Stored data
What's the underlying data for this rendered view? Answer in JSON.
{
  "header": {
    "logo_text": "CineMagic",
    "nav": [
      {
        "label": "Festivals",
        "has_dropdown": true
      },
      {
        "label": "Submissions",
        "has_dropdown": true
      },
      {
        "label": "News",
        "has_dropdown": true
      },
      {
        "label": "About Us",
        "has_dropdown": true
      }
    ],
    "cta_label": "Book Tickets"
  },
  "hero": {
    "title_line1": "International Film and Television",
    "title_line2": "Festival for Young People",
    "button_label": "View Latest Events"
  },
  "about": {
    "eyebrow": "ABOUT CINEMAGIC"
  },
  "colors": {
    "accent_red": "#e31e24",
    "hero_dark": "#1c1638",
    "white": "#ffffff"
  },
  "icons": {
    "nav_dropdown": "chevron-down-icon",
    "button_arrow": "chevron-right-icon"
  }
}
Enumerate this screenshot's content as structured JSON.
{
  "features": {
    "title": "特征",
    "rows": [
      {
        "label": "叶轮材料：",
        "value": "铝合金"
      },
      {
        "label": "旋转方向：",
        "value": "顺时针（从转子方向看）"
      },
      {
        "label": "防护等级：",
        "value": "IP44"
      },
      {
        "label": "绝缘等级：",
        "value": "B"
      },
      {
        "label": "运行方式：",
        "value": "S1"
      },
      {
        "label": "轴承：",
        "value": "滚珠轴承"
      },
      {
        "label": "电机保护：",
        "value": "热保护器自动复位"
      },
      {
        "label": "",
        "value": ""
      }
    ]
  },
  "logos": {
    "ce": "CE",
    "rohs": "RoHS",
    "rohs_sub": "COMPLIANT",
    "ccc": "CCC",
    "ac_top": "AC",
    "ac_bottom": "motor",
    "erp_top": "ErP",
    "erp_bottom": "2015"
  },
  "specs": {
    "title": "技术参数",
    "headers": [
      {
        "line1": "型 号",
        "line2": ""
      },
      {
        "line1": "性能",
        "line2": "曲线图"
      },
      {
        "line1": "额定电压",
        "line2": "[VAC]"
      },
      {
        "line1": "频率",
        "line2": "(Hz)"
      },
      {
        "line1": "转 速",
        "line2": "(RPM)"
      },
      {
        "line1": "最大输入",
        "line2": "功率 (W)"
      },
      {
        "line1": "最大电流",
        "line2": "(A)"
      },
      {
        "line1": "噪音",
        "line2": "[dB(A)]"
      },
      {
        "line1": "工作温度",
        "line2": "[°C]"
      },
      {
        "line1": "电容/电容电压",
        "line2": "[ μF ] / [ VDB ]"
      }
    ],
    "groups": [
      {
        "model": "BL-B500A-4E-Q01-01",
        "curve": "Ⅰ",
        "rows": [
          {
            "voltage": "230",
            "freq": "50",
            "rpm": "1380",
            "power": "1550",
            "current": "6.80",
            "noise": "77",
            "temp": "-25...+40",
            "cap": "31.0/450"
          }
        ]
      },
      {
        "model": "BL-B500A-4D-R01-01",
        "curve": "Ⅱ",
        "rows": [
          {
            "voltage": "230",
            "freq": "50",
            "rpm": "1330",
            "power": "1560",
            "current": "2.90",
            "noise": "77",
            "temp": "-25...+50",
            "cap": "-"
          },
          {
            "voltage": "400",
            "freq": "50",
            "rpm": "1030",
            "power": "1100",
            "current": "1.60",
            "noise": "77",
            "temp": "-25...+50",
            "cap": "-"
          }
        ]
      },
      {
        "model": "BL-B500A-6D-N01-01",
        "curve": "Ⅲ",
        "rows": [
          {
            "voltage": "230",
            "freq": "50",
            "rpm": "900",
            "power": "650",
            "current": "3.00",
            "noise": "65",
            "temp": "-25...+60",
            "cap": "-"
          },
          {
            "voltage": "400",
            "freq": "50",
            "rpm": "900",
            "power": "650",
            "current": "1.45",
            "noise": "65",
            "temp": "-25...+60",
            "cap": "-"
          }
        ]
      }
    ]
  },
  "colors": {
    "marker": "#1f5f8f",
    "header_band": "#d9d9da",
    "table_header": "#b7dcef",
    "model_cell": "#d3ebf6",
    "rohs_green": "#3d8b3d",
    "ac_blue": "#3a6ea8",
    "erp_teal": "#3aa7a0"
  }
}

**Your goal**
Locate all lines holding the word "value", then copy them out.

**Completed exercise**
        "value": "铝合金"
        "value": "顺时针（从转子方向看）"
        "value": "IP44"
        "value": "B"
        "value": "S1"
        "value": "滚珠轴承"
        "value": "热保护器自动复位"
        "value": ""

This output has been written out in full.